Stored entries
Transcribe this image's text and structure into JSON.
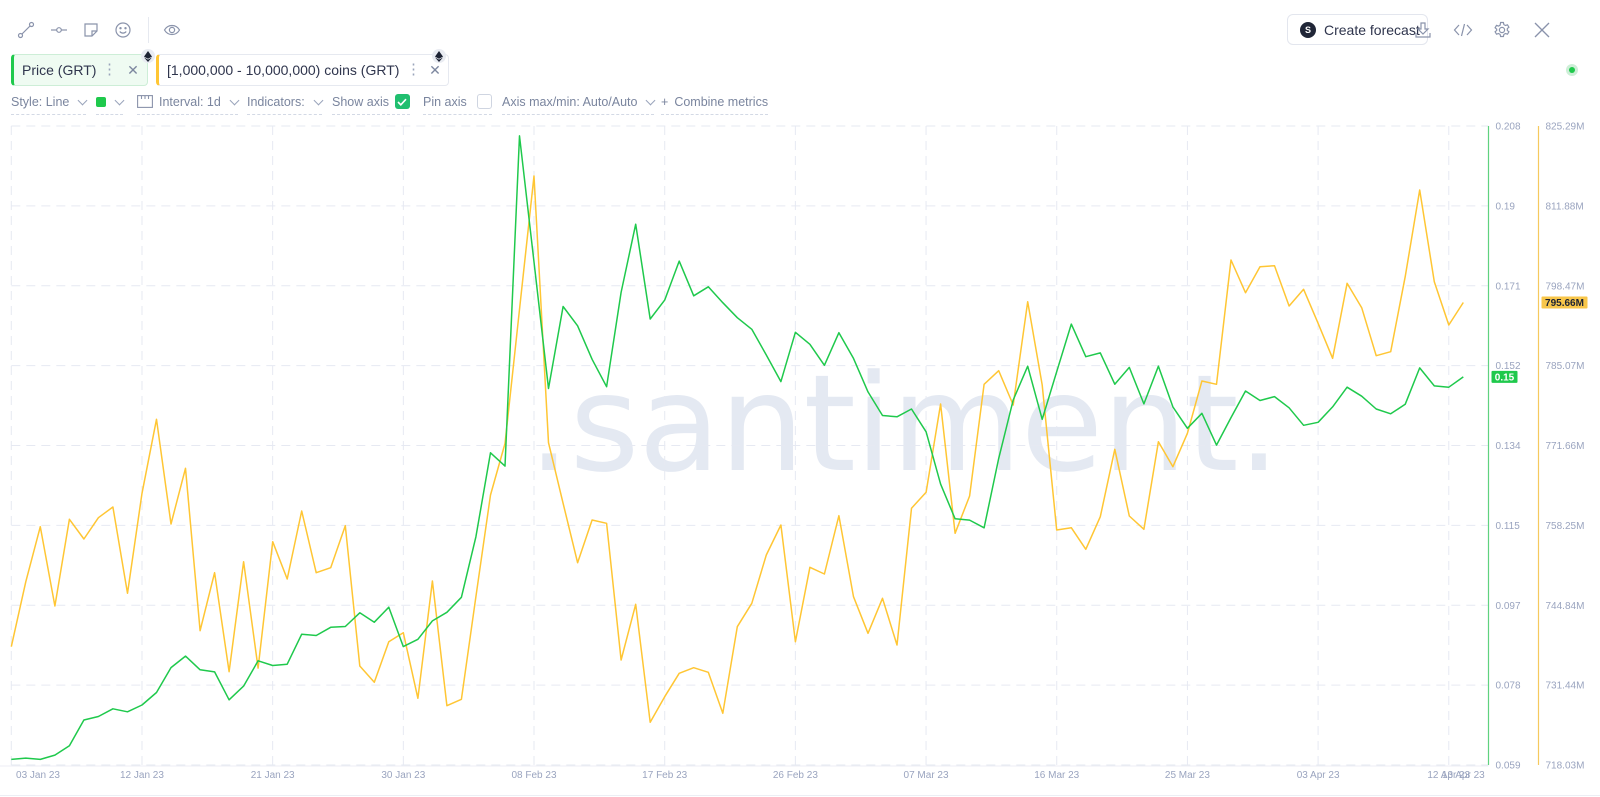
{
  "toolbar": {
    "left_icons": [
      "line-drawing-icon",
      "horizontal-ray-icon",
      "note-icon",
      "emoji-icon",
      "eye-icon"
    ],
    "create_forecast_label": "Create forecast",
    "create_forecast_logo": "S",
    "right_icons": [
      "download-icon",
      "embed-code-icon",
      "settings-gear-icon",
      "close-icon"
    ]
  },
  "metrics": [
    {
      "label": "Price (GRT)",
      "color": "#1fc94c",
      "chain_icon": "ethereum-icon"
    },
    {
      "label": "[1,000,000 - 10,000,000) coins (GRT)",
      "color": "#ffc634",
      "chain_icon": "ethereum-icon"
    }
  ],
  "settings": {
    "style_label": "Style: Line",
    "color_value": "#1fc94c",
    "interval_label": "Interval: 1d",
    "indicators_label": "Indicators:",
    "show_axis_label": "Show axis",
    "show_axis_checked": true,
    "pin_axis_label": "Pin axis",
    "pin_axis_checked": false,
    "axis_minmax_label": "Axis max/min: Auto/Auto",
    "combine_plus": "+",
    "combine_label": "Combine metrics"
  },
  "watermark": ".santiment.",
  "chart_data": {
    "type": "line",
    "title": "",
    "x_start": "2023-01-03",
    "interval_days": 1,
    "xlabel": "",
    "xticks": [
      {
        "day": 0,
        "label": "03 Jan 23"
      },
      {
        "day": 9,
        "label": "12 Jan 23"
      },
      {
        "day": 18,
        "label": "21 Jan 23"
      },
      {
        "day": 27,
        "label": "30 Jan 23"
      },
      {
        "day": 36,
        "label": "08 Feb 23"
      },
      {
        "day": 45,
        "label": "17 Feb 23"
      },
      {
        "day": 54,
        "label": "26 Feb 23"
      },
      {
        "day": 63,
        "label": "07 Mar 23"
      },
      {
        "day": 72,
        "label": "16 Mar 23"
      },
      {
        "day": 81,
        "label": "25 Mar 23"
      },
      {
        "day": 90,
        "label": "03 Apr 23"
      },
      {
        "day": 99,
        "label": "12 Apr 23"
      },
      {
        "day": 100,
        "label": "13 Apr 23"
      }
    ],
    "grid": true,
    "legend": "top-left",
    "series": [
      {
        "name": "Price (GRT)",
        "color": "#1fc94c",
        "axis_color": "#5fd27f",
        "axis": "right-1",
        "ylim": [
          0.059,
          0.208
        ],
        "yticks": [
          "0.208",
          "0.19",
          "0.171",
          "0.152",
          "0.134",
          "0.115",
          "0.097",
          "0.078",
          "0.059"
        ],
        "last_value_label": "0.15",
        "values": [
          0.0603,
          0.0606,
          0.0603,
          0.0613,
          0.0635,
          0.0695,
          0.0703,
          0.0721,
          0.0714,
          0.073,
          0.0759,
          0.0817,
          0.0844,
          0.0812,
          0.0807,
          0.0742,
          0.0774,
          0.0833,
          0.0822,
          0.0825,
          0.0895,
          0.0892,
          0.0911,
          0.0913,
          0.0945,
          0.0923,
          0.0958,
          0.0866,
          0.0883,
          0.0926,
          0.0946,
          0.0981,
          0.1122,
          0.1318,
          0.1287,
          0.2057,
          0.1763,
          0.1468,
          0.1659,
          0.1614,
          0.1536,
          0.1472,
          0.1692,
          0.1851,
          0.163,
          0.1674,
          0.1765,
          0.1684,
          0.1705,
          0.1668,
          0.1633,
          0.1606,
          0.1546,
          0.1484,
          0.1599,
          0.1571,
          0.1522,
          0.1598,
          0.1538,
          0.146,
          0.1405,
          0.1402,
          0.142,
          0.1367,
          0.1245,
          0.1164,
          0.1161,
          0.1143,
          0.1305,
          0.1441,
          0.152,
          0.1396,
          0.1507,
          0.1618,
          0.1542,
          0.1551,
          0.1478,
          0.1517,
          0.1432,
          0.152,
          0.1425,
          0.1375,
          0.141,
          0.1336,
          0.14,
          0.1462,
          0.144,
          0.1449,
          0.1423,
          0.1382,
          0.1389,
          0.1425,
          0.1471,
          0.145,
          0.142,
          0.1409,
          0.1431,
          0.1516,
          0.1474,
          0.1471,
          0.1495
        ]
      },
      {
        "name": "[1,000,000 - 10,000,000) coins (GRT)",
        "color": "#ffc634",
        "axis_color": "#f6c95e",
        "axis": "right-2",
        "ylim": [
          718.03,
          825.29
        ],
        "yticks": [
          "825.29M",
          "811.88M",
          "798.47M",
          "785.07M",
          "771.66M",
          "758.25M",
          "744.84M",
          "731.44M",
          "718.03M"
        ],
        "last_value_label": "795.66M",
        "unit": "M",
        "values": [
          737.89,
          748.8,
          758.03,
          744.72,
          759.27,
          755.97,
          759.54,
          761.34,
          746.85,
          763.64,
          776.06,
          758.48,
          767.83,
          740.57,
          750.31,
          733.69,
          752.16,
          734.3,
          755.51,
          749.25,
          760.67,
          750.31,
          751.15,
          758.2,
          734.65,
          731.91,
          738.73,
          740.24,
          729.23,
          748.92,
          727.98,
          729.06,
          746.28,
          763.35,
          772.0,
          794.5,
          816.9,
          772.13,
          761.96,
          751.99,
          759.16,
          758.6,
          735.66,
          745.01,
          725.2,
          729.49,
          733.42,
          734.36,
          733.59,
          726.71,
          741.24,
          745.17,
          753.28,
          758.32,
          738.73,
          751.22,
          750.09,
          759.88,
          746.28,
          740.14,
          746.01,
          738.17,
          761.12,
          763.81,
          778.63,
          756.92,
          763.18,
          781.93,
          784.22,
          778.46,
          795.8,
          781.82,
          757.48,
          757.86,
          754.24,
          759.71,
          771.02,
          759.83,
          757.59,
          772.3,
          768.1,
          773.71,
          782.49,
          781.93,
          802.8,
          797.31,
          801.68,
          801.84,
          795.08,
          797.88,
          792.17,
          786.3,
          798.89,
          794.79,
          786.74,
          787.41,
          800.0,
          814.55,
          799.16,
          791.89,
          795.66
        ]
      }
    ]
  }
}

---

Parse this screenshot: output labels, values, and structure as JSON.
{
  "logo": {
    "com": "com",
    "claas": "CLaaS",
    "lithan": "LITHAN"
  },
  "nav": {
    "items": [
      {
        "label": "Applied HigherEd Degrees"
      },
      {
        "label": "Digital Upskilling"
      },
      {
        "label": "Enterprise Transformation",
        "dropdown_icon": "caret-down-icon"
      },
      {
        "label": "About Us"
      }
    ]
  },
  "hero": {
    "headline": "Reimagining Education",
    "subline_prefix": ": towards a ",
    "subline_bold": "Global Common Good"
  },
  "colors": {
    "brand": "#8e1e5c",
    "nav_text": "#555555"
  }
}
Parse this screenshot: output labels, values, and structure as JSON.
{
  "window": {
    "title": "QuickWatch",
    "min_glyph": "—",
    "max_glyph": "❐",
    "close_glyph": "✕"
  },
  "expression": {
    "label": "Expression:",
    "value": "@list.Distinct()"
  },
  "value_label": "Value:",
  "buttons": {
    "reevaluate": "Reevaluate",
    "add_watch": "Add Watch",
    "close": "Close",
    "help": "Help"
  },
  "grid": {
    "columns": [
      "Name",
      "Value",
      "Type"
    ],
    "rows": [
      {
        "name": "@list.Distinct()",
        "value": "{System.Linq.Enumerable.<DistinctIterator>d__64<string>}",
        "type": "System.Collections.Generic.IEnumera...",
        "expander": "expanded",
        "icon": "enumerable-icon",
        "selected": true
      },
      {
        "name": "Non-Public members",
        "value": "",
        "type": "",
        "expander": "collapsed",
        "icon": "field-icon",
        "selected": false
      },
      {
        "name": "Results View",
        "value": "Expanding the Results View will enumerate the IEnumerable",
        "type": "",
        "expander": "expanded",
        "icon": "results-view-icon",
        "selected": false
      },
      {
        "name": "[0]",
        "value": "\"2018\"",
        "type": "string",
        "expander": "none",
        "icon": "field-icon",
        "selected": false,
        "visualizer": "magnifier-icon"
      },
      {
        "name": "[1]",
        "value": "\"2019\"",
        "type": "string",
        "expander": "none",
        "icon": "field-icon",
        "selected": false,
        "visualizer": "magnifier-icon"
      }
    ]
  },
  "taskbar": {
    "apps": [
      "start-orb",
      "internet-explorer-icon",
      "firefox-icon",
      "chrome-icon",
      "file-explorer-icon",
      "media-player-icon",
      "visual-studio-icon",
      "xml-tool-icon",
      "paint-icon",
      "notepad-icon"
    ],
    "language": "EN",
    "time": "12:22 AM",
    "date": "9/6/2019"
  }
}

* **REQUIREMENT**
Look through the material above. Copy each line where the word "metrics" appears.

* **FULL ANSWER**
  "metrics": [
    "combine_label": "Combine metrics"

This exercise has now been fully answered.